[Problem to solve] Every record below should be transcribed exactly. Omit the images.

— START —

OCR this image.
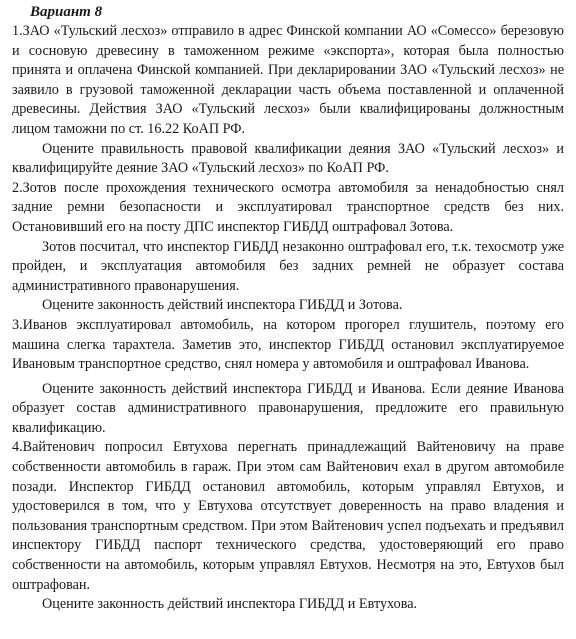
Вариант 8

1.ЗАО «Тульский лесхоз» отправило в адрес Финской компании АО «Сомессо» березовую и сосновую древесину в таможенном режиме «экспорта», которая была полностью принята и оплачена Финской компанией. При декларировании ЗАО «Тульский лесхоз» не заявило в грузовой таможенной декларации часть объема поставленной и оплаченной древесины. Действия ЗАО «Тульский лесхоз» были квалифицированы должностным лицом таможни по ст. 16.22 КоАП РФ.

Оцените правильность правовой квалификации деяния ЗАО «Тульский лесхоз» и квалифицируйте деяние ЗАО «Тульский лесхоз» по КоАП РФ.

2.Зотов после прохождения технического осмотра автомобиля за ненадобностью снял задние ремни безопасности и эксплуатировал транспортное средств без них. Остановивший его на посту ДПС инспектор ГИБДД оштрафовал Зотова.

Зотов посчитал, что инспектор ГИБДД незаконно оштрафовал его, т.к. техосмотр уже пройден, и эксплуатация автомобиля без задних ремней не образует состава административного правонарушения.

Оцените законность действий инспектора ГИБДД и Зотова.

3.Иванов эксплуатировал автомобиль, на котором прогорел глушитель, поэтому его машина слегка тарахтела. Заметив это, инспектор ГИБДД остановил эксплуатируемое Ивановым транспортное средство, снял номера у автомобиля и оштрафовал Иванова.

Оцените законность действий инспектора ГИБДД и Иванова. Если деяние Иванова образует состав административного правонарушения, предложите его правильную квалификацию.

4.Вайтенович попросил Евтухова перегнать принадлежащий Вайтеновичу на праве собственности автомобиль в гараж. При этом сам Вайтенович ехал в другом автомобиле позади. Инспектор ГИБДД остановил автомобиль, которым управлял Евтухов, и удостоверился в том, что у Евтухова отсутствует доверенность на право владения и пользования транспортным средством. При этом Вайтенович успел подъехать и предъявил инспектору ГИБДД паспорт технического средства, удостоверяющий его право собственности на автомобиль, которым управлял Евтухов. Несмотря на это, Евтухов был оштрафован.

Оцените законность действий инспектора ГИБДД и Евтухова.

— END —

[Task output]
OCR this image.
Вариант 8

1.ЗАО «Тульский лесхоз» отправило в адрес Финской компании АО «Сомессо» березовую и сосновую древесину в таможенном режиме «экспорта», которая была полностью принята и оплачена Финской компанией. При декларировании ЗАО «Тульский лесхоз» не заявило в грузовой таможенной декларации часть объема поставленной и оплаченной древесины. Действия ЗАО «Тульский лесхоз» были квалифицированы должностным лицом таможни по ст. 16.22 КоАП РФ.

Оцените правильность правовой квалификации деяния ЗАО «Тульский лесхоз» и квалифицируйте деяние ЗАО «Тульский лесхоз» по КоАП РФ.

2.Зотов после прохождения технического осмотра автомобиля за ненадобностью снял задние ремни безопасности и эксплуатировал транспортное средств без них. Остановивший его на посту ДПС инспектор ГИБДД оштрафовал Зотова.

Зотов посчитал, что инспектор ГИБДД незаконно оштрафовал его, т.к. техосмотр уже пройден, и эксплуатация автомобиля без задних ремней не образует состава административного правонарушения.

Оцените законность действий инспектора ГИБДД и Зотова.

3.Иванов эксплуатировал автомобиль, на котором прогорел глушитель, поэтому его машина слегка тарахтела. Заметив это, инспектор ГИБДД остановил эксплуатируемое Ивановым транспортное средство, снял номера у автомобиля и оштрафовал Иванова.

Оцените законность действий инспектора ГИБДД и Иванова. Если деяние Иванова образует состав административного правонарушения, предложите его правильную квалификацию.

4.Вайтенович попросил Евтухова перегнать принадлежащий Вайтеновичу на праве собственности автомобиль в гараж. При этом сам Вайтенович ехал в другом автомобиле позади. Инспектор ГИБДД остановил автомобиль, которым управлял Евтухов, и удостоверился в том, что у Евтухова отсутствует доверенность на право владения и пользования транспортным средством. При этом Вайтенович успел подъехать и предъявил инспектору ГИБДД паспорт технического средства, удостоверяющий его право собственности на автомобиль, которым управлял Евтухов. Несмотря на это, Евтухов был оштрафован.

Оцените законность действий инспектора ГИБДД и Евтухова.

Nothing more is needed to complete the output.